■ Stated goal
Scan the entries below and extract each line with the word "background" in it.

■ Record set
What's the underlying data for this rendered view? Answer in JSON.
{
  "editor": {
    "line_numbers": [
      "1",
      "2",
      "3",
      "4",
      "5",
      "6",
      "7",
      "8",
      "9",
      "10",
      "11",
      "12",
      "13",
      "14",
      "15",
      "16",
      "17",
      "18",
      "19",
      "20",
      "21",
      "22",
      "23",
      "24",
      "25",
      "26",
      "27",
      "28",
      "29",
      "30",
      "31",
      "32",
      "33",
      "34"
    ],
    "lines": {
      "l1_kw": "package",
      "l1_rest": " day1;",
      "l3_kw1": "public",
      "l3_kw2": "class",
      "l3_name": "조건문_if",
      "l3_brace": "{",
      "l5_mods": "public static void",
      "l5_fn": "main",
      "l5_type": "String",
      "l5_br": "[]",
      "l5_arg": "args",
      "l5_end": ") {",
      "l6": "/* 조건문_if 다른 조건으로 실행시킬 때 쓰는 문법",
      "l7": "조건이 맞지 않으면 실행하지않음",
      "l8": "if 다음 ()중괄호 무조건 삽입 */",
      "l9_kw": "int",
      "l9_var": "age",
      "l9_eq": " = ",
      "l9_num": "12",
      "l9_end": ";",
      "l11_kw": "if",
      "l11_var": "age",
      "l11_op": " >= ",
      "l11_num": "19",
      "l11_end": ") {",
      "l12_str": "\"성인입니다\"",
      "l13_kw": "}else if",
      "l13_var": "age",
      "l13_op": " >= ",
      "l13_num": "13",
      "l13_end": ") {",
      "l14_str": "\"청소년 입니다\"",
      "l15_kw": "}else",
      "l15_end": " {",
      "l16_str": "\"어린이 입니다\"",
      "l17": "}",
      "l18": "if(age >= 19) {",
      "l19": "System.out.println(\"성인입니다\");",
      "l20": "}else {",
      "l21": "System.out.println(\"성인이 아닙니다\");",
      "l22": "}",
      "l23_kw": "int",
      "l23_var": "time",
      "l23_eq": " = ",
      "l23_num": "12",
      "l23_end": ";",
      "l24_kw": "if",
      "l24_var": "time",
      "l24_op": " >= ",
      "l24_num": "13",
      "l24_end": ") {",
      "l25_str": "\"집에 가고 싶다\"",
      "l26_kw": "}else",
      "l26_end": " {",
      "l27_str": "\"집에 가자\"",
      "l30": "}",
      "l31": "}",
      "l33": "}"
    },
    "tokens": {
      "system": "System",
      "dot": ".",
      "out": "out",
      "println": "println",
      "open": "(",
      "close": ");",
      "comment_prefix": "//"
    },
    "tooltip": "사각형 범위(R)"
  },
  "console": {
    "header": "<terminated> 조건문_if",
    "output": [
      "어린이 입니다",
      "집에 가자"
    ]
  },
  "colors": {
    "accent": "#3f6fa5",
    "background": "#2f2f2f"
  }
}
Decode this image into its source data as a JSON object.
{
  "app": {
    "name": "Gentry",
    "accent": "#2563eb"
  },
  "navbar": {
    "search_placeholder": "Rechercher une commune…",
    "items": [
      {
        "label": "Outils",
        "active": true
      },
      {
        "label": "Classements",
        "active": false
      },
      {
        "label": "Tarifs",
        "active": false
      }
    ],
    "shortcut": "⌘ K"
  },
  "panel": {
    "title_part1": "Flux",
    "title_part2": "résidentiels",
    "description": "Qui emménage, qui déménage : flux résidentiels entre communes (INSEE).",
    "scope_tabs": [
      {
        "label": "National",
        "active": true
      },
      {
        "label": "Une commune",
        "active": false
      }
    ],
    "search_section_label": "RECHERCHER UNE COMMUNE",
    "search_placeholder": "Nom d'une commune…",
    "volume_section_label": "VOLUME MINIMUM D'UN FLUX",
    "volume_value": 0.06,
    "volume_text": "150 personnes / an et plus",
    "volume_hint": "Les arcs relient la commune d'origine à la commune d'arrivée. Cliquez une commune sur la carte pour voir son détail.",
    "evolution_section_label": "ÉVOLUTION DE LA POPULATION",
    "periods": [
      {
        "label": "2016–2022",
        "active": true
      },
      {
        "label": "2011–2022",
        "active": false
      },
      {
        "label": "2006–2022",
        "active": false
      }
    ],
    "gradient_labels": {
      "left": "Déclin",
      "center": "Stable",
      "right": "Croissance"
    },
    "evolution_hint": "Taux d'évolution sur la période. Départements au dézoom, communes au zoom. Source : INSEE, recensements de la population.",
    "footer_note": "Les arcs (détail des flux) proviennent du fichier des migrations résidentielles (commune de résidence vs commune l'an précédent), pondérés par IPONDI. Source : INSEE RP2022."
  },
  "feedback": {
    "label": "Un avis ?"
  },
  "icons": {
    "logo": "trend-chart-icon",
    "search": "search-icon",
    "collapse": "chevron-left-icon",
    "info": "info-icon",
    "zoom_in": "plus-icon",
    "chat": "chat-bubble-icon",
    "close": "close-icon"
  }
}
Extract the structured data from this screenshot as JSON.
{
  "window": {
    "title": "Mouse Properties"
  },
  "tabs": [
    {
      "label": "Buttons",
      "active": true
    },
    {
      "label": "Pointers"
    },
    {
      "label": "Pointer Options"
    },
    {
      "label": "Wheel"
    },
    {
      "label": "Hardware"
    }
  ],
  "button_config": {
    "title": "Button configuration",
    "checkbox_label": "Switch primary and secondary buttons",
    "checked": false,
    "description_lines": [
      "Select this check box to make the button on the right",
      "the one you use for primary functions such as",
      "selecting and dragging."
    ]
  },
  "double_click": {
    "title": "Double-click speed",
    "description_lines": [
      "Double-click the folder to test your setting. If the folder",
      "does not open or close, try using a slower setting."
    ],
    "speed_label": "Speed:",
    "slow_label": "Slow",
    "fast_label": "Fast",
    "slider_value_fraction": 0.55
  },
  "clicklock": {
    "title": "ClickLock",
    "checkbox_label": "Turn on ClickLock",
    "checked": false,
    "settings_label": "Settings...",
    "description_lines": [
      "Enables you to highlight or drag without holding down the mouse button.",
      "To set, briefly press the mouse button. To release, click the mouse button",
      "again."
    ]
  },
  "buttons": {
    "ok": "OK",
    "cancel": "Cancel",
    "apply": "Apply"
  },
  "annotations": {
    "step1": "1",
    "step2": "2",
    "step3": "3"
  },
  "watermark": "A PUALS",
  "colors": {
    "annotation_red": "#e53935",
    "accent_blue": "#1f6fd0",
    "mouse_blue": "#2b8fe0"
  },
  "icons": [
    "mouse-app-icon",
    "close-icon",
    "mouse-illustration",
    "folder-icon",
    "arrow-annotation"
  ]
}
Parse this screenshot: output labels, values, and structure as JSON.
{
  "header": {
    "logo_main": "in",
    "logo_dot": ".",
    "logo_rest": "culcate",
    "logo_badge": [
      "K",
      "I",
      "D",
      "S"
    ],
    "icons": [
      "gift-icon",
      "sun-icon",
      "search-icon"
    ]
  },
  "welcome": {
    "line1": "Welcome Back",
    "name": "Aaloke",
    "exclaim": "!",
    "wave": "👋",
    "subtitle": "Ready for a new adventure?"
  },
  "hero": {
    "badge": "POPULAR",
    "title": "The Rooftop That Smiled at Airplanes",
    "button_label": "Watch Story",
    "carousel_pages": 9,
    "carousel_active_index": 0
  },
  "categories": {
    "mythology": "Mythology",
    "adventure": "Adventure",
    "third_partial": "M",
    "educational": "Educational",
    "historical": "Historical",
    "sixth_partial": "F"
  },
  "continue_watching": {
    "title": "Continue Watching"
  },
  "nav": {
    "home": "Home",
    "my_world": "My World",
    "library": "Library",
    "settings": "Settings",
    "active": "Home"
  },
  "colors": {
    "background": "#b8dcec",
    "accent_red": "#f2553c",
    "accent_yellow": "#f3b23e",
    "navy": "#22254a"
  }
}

■ Exercise solution
    "background": "#2f2f2f"
    "background": "#b8dcec",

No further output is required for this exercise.